## Exercise details
Each line below should be retyped exactly, with no pictures.

________________________________________

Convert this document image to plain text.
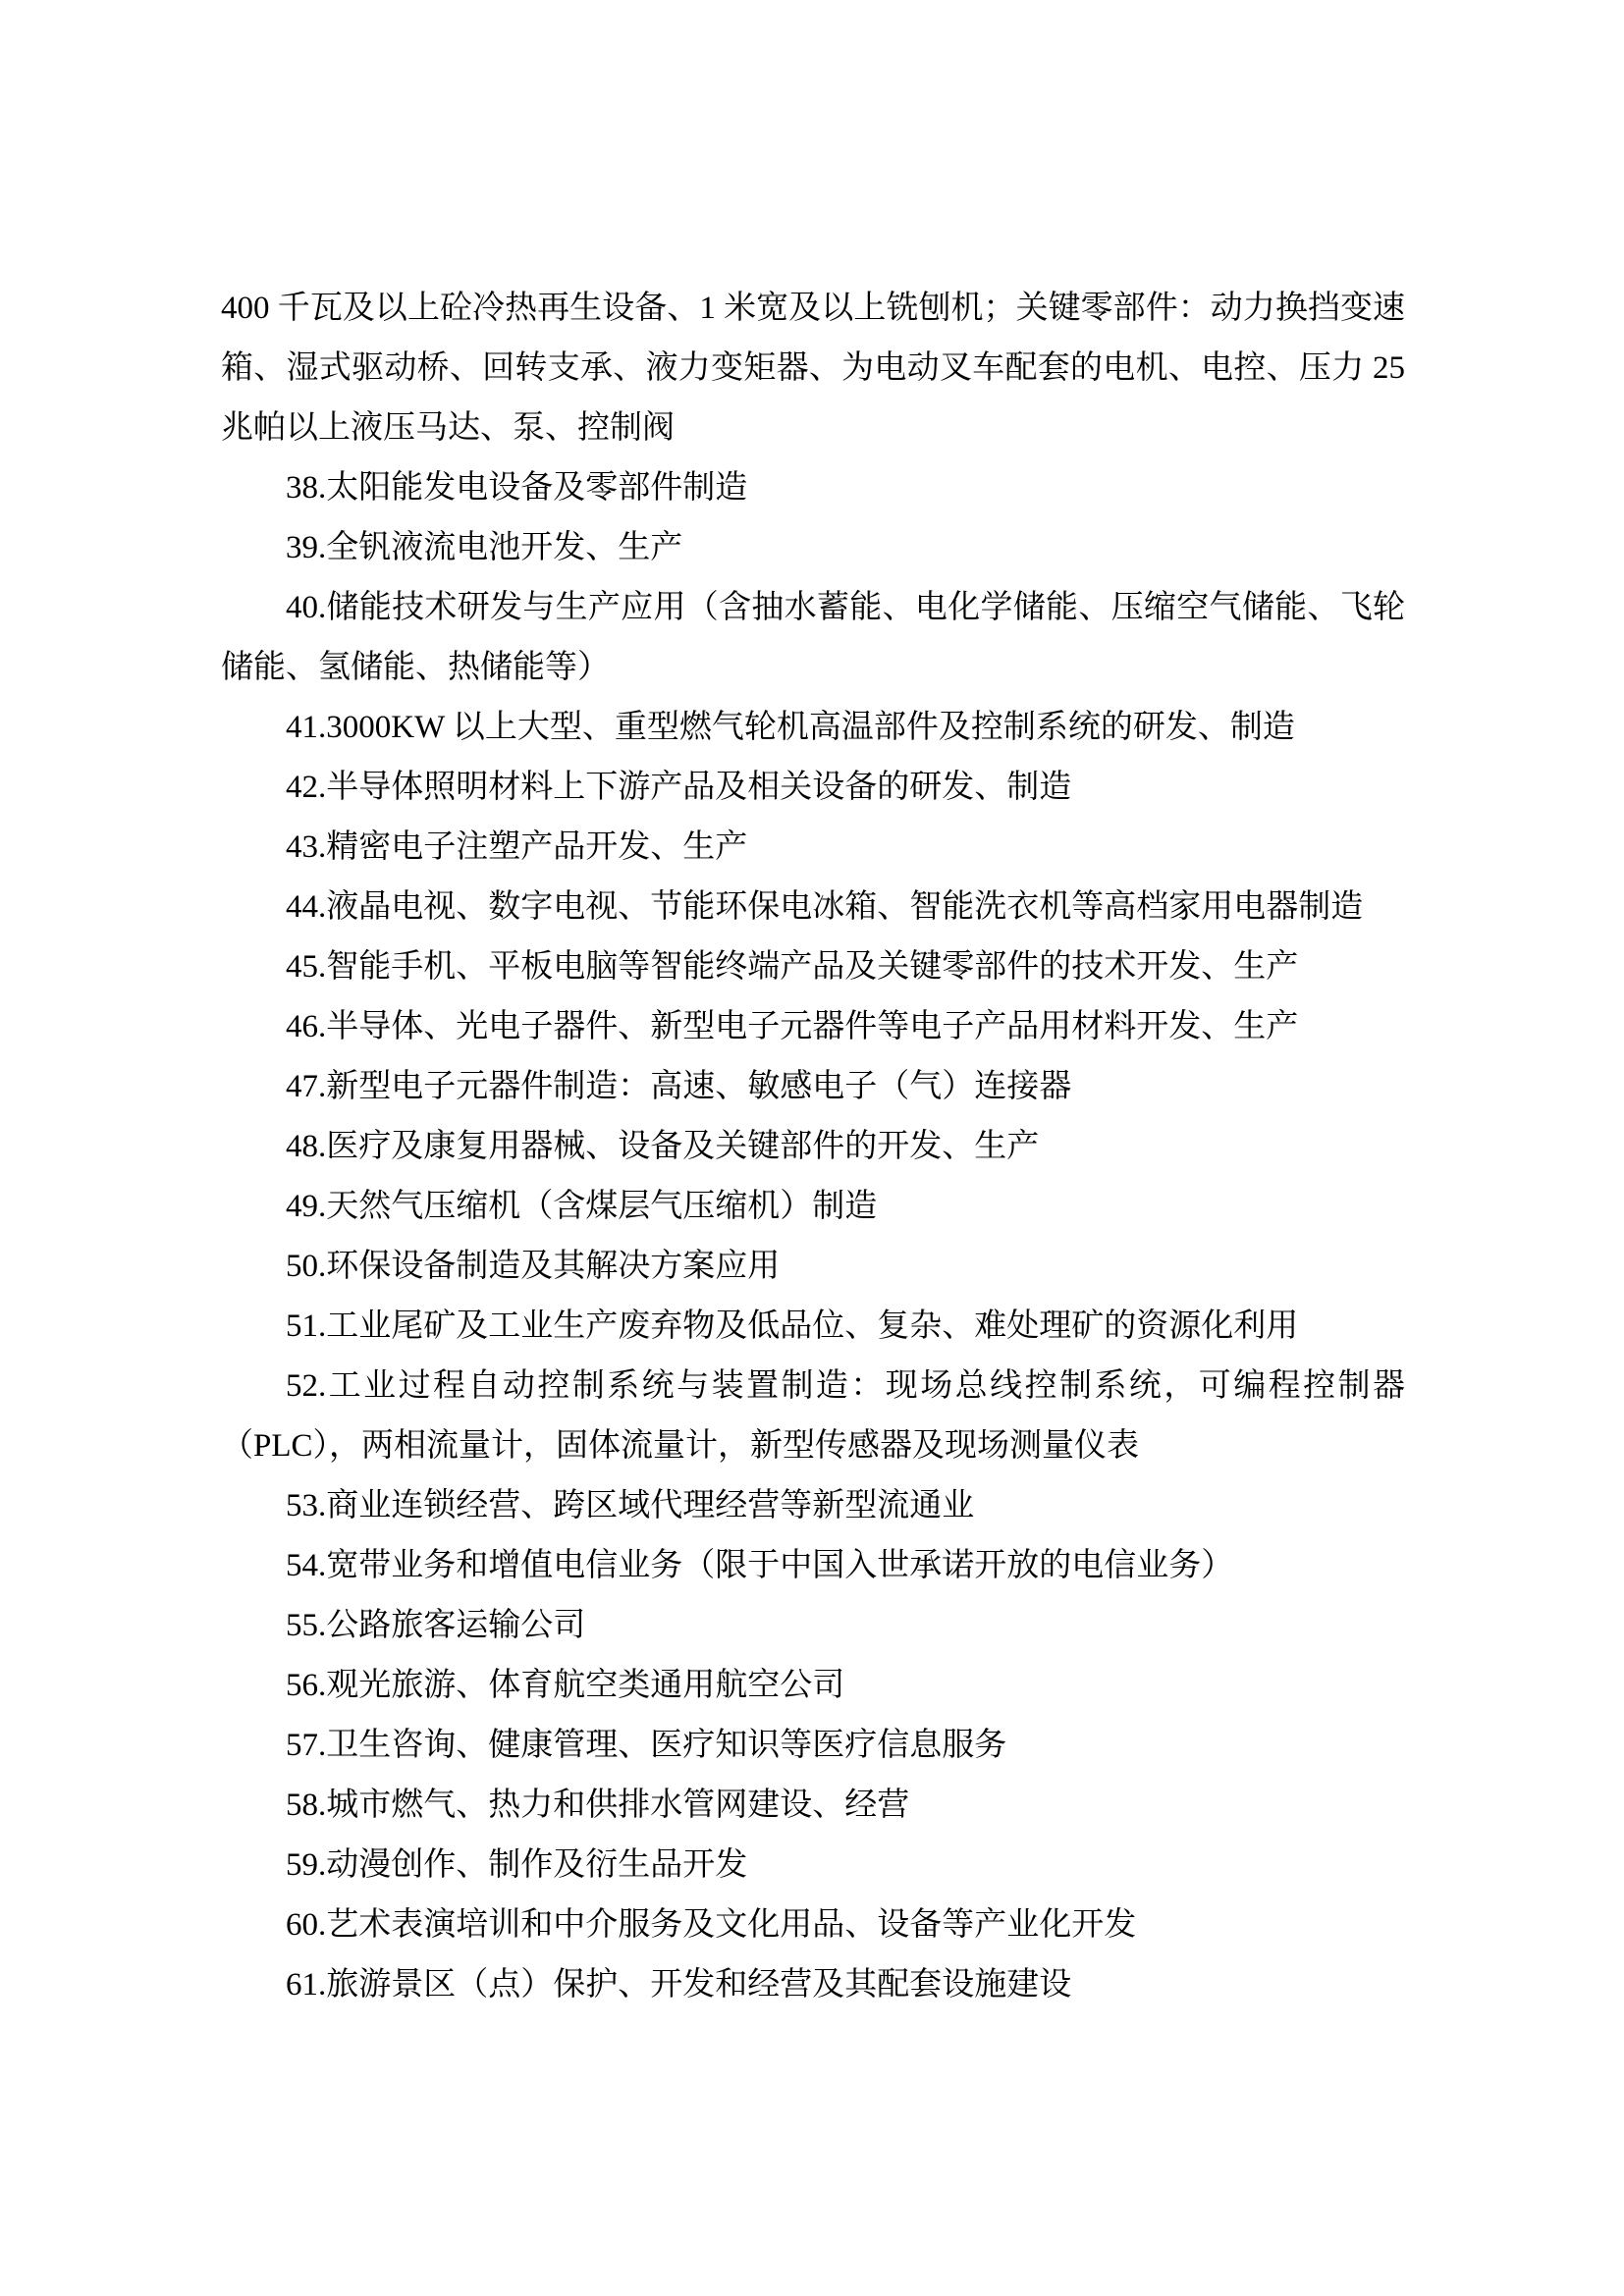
400 千瓦及以上砼冷热再生设备、1 米宽及以上铣刨机；关键零部件：动力换挡变速
箱、湿式驱动桥、回转支承、液力变矩器、为电动叉车配套的电机、电控、压力 25
兆帕以上液压马达、泵、控制阀
38.太阳能发电设备及零部件制造
39.全钒液流电池开发、生产
40.储能技术研发与生产应用（含抽水蓄能、电化学储能、压缩空气储能、飞轮
储能、氢储能、热储能等）
41.3000KW 以上大型、重型燃气轮机高温部件及控制系统的研发、制造
42.半导体照明材料上下游产品及相关设备的研发、制造
43.精密电子注塑产品开发、生产
44.液晶电视、数字电视、节能环保电冰箱、智能洗衣机等高档家用电器制造
45.智能手机、平板电脑等智能终端产品及关键零部件的技术开发、生产
46.半导体、光电子器件、新型电子元器件等电子产品用材料开发、生产
47.新型电子元器件制造：高速、敏感电子（气）连接器
48.医疗及康复用器械、设备及关键部件的开发、生产
49.天然气压缩机（含煤层气压缩机）制造
50.环保设备制造及其解决方案应用
51.工业尾矿及工业生产废弃物及低品位、复杂、难处理矿的资源化利用
52.工业过程自动控制系统与装置制造：现场总线控制系统，可编程控制器
（PLC），两相流量计，固体流量计，新型传感器及现场测量仪表
53.商业连锁经营、跨区域代理经营等新型流通业
54.宽带业务和增值电信业务（限于中国入世承诺开放的电信业务）
55.公路旅客运输公司
56.观光旅游、体育航空类通用航空公司
57.卫生咨询、健康管理、医疗知识等医疗信息服务
58.城市燃气、热力和供排水管网建设、经营
59.动漫创作、制作及衍生品开发
60.艺术表演培训和中介服务及文化用品、设备等产业化开发
61.旅游景区（点）保护、开发和经营及其配套设施建设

________________________________________

## Task result
Convert this document image to plain text.
400 千瓦及以上砼冷热再生设备、1 米宽及以上铣刨机；关键零部件：动力换挡变速
箱、湿式驱动桥、回转支承、液力变矩器、为电动叉车配套的电机、电控、压力 25
兆帕以上液压马达、泵、控制阀
38.太阳能发电设备及零部件制造
39.全钒液流电池开发、生产
40.储能技术研发与生产应用（含抽水蓄能、电化学储能、压缩空气储能、飞轮
储能、氢储能、热储能等）
41.3000KW 以上大型、重型燃气轮机高温部件及控制系统的研发、制造
42.半导体照明材料上下游产品及相关设备的研发、制造
43.精密电子注塑产品开发、生产
44.液晶电视、数字电视、节能环保电冰箱、智能洗衣机等高档家用电器制造
45.智能手机、平板电脑等智能终端产品及关键零部件的技术开发、生产
46.半导体、光电子器件、新型电子元器件等电子产品用材料开发、生产
47.新型电子元器件制造：高速、敏感电子（气）连接器
48.医疗及康复用器械、设备及关键部件的开发、生产
49.天然气压缩机（含煤层气压缩机）制造
50.环保设备制造及其解决方案应用
51.工业尾矿及工业生产废弃物及低品位、复杂、难处理矿的资源化利用
52.工业过程自动控制系统与装置制造：现场总线控制系统，可编程控制器
（PLC），两相流量计，固体流量计，新型传感器及现场测量仪表
53.商业连锁经营、跨区域代理经营等新型流通业
54.宽带业务和增值电信业务（限于中国入世承诺开放的电信业务）
55.公路旅客运输公司
56.观光旅游、体育航空类通用航空公司
57.卫生咨询、健康管理、医疗知识等医疗信息服务
58.城市燃气、热力和供排水管网建设、经营
59.动漫创作、制作及衍生品开发
60.艺术表演培训和中介服务及文化用品、设备等产业化开发
61.旅游景区（点）保护、开发和经营及其配套设施建设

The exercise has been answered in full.